Figure dataset records

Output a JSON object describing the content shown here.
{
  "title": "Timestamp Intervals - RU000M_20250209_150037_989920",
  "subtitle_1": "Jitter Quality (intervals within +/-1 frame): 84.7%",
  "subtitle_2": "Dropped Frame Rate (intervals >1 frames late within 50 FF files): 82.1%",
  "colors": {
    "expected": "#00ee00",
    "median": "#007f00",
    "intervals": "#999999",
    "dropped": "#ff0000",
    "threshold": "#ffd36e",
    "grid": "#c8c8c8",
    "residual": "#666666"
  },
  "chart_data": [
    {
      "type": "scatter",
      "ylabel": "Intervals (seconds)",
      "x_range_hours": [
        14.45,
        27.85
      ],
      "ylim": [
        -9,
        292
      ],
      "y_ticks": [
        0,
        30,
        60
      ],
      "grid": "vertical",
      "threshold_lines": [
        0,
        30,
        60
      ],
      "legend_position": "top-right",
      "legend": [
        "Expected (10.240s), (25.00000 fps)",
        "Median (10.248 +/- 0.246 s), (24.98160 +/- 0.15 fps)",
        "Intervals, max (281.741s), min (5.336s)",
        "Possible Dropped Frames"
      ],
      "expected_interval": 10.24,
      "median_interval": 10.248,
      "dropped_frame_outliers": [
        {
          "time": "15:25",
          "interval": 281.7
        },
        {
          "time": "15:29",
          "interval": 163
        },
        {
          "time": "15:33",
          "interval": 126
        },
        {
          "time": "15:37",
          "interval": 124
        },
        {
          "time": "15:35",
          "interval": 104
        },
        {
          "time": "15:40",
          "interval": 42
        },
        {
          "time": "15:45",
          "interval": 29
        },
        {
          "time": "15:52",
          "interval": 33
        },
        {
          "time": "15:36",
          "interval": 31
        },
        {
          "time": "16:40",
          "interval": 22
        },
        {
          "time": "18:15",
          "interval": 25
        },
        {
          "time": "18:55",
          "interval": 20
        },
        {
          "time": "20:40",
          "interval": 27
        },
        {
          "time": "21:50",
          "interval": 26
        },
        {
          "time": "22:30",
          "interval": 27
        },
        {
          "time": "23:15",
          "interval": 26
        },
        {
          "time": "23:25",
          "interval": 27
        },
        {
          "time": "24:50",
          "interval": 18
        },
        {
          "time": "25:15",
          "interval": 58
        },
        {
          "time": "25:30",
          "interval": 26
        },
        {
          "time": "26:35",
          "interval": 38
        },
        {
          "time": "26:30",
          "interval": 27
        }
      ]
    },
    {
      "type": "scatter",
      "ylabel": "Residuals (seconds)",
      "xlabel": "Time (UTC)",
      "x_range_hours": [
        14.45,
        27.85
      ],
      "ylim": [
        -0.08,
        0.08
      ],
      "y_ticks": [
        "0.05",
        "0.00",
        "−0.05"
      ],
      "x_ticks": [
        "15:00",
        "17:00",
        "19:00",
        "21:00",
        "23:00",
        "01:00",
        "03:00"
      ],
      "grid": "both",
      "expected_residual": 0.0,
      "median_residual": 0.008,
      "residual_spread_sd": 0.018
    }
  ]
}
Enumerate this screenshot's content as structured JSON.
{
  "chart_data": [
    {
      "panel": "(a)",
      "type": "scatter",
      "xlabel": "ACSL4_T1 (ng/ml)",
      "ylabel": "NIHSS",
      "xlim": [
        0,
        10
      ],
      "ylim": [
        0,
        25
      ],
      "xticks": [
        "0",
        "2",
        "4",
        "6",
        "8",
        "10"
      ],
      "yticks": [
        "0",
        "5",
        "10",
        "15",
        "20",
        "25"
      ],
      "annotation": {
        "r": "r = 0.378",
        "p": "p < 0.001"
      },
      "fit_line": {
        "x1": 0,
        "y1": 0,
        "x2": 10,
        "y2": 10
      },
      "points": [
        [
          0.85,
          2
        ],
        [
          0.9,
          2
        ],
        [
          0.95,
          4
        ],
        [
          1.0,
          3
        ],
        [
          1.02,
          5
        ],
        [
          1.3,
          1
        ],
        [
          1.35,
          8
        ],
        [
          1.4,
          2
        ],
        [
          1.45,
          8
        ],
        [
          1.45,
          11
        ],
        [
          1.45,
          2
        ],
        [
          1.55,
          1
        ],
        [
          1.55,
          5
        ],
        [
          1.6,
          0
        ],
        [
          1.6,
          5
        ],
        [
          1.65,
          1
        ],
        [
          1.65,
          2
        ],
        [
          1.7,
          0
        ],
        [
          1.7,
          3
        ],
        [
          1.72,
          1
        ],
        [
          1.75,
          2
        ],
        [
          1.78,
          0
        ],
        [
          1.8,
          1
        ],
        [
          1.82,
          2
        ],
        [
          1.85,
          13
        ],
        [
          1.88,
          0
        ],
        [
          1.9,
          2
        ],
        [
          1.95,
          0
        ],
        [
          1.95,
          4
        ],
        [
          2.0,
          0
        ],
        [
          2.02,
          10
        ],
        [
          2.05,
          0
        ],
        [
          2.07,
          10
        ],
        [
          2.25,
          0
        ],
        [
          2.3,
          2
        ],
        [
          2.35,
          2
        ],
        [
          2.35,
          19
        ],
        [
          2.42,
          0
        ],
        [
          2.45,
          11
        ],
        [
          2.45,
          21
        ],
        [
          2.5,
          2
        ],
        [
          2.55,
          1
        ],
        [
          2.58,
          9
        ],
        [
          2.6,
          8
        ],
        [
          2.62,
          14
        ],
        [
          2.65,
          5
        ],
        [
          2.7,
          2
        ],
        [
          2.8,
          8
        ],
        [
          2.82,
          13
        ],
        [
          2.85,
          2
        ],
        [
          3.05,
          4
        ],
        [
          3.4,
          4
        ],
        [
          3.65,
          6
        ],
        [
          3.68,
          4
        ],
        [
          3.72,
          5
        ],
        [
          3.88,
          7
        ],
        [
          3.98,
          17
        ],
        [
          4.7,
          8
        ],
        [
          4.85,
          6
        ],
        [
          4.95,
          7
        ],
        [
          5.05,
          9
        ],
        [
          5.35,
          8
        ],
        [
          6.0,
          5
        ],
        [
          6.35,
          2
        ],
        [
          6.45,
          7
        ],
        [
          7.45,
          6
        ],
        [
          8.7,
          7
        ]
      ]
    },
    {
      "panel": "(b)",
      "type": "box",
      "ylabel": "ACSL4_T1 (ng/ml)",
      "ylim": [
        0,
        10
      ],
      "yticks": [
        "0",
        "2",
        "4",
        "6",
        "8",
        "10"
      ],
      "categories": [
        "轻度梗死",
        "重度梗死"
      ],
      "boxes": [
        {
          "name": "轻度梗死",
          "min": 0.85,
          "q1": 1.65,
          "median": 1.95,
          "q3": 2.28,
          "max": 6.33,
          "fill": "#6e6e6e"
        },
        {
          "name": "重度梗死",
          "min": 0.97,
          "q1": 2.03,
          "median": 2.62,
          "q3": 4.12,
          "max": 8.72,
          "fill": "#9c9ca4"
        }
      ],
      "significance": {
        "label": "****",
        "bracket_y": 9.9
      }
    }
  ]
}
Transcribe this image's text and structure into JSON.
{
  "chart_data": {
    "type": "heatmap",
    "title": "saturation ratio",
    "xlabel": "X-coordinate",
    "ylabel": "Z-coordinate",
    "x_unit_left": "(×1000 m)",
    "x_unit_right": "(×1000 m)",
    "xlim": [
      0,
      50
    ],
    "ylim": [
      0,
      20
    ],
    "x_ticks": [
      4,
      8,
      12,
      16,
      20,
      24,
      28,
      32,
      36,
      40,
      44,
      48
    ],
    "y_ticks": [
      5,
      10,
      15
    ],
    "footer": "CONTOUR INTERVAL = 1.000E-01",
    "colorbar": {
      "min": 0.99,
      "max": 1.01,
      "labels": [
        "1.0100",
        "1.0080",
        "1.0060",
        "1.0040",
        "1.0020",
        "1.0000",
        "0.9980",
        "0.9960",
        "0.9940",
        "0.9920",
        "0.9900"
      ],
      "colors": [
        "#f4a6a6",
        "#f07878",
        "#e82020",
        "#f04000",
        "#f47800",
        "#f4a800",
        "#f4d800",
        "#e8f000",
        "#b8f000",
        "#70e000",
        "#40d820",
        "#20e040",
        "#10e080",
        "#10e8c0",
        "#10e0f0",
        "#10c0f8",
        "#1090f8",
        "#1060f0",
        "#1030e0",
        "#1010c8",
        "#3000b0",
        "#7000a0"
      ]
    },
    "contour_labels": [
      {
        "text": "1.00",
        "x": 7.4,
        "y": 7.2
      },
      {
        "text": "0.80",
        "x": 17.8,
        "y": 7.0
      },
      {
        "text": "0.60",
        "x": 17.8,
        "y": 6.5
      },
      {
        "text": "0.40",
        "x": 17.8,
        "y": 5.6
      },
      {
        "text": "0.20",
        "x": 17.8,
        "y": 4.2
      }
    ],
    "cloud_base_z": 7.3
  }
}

**WHAT TO WORK ON**
How many of the lines above include the string "xlabel"? Answer with the number only.

**SOLUTION**
3